Identify the lines that contain the word "institución", then copy them.

Data lines start

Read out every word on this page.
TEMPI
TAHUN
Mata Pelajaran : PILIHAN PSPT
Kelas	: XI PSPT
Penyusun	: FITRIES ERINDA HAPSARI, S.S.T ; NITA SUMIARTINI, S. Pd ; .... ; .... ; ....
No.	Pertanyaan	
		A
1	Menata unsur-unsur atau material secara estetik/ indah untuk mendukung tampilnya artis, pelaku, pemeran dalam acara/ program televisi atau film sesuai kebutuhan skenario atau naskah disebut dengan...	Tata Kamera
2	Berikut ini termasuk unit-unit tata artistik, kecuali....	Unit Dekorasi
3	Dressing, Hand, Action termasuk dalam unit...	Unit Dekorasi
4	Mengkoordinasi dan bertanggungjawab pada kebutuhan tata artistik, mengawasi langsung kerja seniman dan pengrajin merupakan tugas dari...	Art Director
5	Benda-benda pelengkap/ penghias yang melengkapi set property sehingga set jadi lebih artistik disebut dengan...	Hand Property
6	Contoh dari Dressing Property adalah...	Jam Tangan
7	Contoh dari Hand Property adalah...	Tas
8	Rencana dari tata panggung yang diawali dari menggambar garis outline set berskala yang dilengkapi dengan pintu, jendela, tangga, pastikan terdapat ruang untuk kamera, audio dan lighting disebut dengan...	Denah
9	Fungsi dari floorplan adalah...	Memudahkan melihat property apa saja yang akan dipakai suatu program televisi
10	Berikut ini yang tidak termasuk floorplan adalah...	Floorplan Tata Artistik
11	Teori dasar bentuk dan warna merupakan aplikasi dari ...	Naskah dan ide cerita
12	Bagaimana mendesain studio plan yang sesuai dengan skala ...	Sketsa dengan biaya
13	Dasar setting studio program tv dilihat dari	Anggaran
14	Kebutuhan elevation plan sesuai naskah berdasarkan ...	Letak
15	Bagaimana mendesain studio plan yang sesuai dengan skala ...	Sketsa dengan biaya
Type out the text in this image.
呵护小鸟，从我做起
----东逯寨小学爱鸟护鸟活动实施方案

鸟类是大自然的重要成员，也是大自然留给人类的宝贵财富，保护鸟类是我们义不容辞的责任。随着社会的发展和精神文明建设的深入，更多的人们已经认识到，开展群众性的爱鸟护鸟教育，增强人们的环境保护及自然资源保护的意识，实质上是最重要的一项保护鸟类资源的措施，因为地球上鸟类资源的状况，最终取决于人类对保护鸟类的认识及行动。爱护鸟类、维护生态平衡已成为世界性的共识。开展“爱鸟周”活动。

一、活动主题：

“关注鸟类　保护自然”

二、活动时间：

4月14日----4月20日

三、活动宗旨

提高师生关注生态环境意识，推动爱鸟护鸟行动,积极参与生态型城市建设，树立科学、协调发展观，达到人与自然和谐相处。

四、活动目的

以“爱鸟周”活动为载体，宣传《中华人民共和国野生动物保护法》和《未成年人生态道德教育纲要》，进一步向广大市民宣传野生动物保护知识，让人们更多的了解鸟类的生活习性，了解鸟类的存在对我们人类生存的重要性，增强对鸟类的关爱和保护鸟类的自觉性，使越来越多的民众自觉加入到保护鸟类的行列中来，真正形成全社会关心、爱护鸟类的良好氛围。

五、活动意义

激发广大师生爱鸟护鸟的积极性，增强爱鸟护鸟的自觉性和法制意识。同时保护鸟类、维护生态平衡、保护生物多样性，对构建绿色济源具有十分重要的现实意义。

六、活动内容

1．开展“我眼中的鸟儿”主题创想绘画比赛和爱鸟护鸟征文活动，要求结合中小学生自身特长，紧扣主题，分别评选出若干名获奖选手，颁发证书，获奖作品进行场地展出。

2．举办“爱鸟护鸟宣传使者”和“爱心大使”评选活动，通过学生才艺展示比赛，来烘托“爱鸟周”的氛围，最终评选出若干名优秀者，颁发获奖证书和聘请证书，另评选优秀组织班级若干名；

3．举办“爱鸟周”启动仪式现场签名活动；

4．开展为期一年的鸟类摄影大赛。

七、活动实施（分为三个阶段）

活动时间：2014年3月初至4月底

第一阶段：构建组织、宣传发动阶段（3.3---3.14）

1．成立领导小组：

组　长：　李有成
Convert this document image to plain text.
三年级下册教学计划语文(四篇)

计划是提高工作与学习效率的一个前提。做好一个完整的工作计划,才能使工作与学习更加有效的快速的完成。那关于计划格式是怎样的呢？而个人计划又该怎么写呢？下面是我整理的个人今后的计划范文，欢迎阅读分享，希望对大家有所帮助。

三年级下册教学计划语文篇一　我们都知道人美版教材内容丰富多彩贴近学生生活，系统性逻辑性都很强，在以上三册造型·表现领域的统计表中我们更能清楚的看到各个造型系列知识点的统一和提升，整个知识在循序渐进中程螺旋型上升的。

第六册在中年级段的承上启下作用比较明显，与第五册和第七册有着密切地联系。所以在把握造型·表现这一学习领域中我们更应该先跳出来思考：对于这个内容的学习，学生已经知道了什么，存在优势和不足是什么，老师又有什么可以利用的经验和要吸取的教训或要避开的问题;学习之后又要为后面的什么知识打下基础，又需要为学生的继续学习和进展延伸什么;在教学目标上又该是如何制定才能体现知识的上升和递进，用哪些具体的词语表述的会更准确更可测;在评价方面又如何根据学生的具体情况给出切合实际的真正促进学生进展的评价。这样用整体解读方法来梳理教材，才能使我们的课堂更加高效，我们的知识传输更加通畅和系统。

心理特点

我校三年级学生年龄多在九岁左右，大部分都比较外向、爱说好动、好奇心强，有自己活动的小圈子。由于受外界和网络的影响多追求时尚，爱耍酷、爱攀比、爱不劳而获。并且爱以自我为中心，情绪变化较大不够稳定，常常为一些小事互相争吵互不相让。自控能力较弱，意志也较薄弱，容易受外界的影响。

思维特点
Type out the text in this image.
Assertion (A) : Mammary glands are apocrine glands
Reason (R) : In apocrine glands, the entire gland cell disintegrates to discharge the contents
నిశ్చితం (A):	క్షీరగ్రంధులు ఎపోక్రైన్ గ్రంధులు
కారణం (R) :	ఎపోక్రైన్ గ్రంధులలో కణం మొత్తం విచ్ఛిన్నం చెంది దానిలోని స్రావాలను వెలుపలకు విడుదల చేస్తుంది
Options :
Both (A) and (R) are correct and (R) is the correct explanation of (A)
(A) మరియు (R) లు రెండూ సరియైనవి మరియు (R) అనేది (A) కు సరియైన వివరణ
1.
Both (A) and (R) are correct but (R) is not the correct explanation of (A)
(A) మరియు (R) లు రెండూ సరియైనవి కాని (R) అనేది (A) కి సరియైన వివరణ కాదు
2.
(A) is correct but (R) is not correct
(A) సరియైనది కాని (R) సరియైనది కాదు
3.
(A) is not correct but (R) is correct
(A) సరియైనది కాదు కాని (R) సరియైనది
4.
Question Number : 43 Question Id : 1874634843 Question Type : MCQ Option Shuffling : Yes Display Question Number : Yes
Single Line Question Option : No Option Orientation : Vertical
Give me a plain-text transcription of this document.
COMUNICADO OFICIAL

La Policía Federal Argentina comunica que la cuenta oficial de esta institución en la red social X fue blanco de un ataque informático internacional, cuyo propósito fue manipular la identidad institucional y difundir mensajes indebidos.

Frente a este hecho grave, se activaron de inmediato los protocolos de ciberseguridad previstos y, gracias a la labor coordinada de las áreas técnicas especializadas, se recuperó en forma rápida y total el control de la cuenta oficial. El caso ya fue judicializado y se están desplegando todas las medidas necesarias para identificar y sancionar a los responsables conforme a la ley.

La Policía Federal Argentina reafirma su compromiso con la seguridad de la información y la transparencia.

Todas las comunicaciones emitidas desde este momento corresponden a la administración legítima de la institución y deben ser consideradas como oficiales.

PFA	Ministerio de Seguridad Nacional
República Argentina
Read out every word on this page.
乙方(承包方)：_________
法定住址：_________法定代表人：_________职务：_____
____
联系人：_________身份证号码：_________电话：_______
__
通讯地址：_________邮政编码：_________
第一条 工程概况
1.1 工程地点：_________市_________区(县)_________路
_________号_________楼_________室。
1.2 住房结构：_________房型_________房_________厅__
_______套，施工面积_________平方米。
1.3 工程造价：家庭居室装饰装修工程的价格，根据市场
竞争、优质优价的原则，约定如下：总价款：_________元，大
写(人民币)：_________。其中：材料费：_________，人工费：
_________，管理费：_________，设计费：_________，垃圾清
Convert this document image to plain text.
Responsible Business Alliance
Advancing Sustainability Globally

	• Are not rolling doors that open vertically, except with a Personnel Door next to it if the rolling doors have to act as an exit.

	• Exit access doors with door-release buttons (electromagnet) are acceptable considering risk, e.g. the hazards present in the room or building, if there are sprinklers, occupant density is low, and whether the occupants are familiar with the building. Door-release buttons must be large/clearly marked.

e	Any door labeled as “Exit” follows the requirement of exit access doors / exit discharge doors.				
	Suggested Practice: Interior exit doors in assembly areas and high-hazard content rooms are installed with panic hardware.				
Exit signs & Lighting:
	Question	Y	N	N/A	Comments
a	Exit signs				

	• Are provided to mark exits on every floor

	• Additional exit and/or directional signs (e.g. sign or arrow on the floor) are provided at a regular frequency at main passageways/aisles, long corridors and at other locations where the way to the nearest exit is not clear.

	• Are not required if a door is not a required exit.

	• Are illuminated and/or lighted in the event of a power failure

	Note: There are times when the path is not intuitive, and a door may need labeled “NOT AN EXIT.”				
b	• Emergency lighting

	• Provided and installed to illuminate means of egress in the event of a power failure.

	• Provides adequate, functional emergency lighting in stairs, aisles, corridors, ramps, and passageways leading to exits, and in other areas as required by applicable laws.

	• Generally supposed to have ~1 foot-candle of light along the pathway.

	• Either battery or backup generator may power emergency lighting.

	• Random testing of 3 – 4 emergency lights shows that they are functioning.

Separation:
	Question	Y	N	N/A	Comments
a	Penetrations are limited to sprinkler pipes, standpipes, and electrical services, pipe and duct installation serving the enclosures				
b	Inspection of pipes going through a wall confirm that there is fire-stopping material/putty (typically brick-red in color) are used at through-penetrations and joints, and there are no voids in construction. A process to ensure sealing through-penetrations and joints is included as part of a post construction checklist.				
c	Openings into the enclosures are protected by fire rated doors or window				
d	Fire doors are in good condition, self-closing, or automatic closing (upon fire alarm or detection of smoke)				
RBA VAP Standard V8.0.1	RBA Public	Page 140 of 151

Data lines end

Task answer:
La Policía Federal Argentina comunica que la cuenta oficial de esta institución en la red social X fue blanco de un ataque informático internacional, cuyo propósito fue manipular la identidad institucional y difundir mensajes indebidos.
Todas las comunicaciones emitidas desde este momento corresponden a la administración legítima de la institución y deben ser consideradas como oficiales.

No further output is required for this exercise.